**TRECHO DO DOCUMENTO**
Rio de Janeiro - Sim, a imprensa mudou. Trinta anos atrás, era impossível a um jornalista ter opinião expressa no jornal em que trabalhava. O dono é que tinha esse direito: era a opinião do Chateaubriand, do Paulo Bittencourt, do Roberto Marinho, do Dantas, dos Mesquita, da condessa.
Hoje, a imprensa tende ao pluralismo, cada jornal tem em suas colunas e reportagens diversos tipos de abordagem e opinião -daí, certamente, o grau de credibilidade alcançado em recente pesquisa. Alguns leitores ainda não compreenderam isso.
Um deles, por exemplo, reclamou que a Folha tinha "Roberto Campos de mais". Na realidade, o deputado em questão, ao contrário daquela prostituta do Pireu imortalizada num filme de Jules Dassin, comparece sempre aos domingos e apenas nos domingos.
Bem ou mal, o jornalista ganhou alguma respeitabilidade. Quando comecei no ofício, o clima era romântico, impessoal e malremunerado. Lembro-me de um repórter que conseguia trabalhar para quatro jornais. Era um senhor de seus 50 anos, que se fazia passar por médico, estava credenciado em quatro comitês de imprensa: prefeitura, Ministério da Justiça, Central do Brasil e Instituto Médico-Legal.

**INFORMAÇÕES EXIBIDAS**

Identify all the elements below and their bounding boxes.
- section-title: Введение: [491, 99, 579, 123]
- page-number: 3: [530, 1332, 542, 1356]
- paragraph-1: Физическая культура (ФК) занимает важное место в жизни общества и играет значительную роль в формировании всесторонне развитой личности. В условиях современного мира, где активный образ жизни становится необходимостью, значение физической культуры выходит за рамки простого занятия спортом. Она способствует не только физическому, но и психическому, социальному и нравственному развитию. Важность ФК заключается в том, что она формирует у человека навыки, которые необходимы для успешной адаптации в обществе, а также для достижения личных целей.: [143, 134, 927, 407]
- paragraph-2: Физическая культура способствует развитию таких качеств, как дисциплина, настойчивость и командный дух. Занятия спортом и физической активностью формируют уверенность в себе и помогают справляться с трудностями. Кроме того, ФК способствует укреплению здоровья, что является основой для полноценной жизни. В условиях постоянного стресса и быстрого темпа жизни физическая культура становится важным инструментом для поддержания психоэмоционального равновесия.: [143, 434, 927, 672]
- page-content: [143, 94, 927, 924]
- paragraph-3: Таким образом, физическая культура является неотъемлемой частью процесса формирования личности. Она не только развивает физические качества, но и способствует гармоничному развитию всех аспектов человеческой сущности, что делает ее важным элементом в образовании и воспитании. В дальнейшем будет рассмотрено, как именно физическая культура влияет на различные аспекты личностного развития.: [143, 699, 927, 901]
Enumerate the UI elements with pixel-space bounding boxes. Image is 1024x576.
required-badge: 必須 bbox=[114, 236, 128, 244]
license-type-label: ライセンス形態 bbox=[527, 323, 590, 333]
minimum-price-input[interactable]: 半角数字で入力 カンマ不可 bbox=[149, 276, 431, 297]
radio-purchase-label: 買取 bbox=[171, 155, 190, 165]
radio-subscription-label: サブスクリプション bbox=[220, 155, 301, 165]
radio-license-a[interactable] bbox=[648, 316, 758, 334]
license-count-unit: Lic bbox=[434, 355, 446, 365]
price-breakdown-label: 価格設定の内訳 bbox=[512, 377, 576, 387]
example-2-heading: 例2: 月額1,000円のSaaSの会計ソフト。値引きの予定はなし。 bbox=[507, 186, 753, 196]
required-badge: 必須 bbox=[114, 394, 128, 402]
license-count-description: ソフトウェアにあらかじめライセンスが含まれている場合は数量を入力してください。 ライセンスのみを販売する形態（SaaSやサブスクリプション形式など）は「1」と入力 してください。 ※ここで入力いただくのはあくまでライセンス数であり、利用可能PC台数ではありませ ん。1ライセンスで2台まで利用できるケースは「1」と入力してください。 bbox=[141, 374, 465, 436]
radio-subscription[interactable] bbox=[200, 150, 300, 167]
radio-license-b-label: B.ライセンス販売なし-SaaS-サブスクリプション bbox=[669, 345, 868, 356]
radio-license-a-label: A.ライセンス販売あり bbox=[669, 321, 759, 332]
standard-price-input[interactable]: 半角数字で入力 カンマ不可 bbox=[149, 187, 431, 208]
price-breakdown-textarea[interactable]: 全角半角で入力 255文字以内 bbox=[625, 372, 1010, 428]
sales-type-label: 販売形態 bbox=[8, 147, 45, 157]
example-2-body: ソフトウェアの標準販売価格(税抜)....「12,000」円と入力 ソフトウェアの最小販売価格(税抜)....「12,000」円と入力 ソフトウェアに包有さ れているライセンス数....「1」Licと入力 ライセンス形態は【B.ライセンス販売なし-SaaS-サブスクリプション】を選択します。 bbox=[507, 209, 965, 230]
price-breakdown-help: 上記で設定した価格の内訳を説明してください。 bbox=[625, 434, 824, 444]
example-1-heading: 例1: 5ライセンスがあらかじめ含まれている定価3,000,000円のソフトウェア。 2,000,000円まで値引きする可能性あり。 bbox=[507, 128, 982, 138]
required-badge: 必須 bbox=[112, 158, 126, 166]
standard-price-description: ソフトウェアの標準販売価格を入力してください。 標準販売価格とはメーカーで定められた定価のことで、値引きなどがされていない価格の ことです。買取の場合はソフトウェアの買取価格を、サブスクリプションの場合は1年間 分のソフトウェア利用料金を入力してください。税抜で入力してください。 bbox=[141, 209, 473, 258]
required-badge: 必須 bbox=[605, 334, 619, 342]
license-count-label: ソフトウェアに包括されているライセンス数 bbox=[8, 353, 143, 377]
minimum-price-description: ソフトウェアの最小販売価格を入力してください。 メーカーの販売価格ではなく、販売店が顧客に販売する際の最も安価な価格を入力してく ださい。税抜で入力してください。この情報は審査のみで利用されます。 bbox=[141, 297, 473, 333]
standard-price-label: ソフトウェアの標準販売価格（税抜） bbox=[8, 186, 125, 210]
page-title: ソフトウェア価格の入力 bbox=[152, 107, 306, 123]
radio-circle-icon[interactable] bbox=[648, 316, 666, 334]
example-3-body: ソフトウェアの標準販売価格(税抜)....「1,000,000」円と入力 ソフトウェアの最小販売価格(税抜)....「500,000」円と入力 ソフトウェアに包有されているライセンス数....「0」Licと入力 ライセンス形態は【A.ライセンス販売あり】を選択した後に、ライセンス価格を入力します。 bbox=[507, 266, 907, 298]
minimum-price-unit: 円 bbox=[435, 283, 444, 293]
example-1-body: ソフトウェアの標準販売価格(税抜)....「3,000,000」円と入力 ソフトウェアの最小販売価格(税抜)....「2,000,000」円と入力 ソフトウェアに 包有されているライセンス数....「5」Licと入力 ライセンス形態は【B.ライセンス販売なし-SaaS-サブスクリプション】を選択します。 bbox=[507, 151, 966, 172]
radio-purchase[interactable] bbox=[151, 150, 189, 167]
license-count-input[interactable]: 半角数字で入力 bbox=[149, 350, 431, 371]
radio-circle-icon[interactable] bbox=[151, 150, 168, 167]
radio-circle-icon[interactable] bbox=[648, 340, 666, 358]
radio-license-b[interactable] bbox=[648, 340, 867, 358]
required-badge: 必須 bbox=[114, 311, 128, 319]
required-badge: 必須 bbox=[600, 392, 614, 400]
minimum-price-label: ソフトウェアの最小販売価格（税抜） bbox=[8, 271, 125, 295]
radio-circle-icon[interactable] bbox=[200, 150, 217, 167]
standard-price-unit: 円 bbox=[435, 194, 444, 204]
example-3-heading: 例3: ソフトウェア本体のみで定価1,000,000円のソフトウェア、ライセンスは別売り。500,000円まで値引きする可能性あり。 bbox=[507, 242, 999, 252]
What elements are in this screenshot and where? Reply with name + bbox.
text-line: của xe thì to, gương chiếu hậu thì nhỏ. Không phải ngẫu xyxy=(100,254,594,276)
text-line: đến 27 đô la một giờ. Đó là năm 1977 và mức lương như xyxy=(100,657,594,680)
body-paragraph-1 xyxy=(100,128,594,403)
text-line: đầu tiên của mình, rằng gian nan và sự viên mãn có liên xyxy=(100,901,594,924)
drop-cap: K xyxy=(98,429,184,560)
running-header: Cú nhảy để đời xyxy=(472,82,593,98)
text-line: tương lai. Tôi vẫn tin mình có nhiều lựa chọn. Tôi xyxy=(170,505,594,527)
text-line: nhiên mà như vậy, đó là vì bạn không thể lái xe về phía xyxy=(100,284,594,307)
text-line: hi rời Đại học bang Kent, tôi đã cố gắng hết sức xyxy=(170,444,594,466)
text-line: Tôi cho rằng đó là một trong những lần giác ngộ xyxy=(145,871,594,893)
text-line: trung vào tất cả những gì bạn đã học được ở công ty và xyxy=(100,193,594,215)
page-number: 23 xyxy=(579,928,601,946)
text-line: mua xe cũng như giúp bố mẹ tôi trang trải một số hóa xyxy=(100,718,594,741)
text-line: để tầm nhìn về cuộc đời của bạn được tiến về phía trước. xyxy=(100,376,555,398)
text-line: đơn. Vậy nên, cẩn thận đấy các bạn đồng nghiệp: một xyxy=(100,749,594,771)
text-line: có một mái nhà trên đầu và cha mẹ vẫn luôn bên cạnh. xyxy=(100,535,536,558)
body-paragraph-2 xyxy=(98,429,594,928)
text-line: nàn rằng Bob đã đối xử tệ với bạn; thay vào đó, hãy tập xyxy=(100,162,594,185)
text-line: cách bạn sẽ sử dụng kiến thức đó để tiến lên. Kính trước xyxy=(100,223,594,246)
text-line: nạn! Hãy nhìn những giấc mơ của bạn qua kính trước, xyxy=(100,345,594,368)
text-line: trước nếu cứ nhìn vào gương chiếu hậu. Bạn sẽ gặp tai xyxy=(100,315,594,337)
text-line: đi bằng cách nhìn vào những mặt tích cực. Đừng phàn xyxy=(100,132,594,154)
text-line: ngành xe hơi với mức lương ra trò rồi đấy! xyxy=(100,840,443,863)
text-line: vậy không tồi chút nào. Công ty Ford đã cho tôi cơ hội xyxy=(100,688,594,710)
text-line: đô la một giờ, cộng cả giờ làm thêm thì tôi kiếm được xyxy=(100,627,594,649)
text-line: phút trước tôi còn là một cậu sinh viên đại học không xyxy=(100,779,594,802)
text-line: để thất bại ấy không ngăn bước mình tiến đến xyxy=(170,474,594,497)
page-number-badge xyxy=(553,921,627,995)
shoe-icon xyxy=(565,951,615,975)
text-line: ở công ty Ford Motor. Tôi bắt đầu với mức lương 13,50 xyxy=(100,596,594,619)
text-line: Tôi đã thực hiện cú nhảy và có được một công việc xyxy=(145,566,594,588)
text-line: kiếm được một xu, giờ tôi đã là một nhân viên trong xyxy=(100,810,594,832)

**LISTA DE ATIVIDADES**
- 1) No texto sobre as mudanças na imprensa, para quantos jornais conseguia trabalhar o repórter de seus 50 anos?
- 2) Dê continuidade ao texto sobre as mudanças na imprensa a partir da última frase apresentada.
A listagem não tem nenhum papel nesta atividade.

**RESPOSTAS POR TAREFA**
- 1) Para quatro jornais.

- 2)
Chamava-se Sabino Monteiro de Lemos. Eu gostava dele. No cartão de visitas apresentava-se como doutor. Jactava-se de possuir um consultório no Catumbi, dava consultas nos dias ímpares, das 9h ao meio-dia. Num final de ano, convidou os colegas para a sua formatura em direito e logo passou a declinar outra função: a de comissário de Polícia. Tinha um apito no molho de chaves e carteiras complicadas que lhe davam a mobilidade, a omnipresença de um fantasma.
Como aquele personagem cantado por Noel Rosa, "nunca teve uma opinião". No dia em que morreu -de insulto cerebral-, todos os jornais do Rio o chamaram de "o nosso Sabino".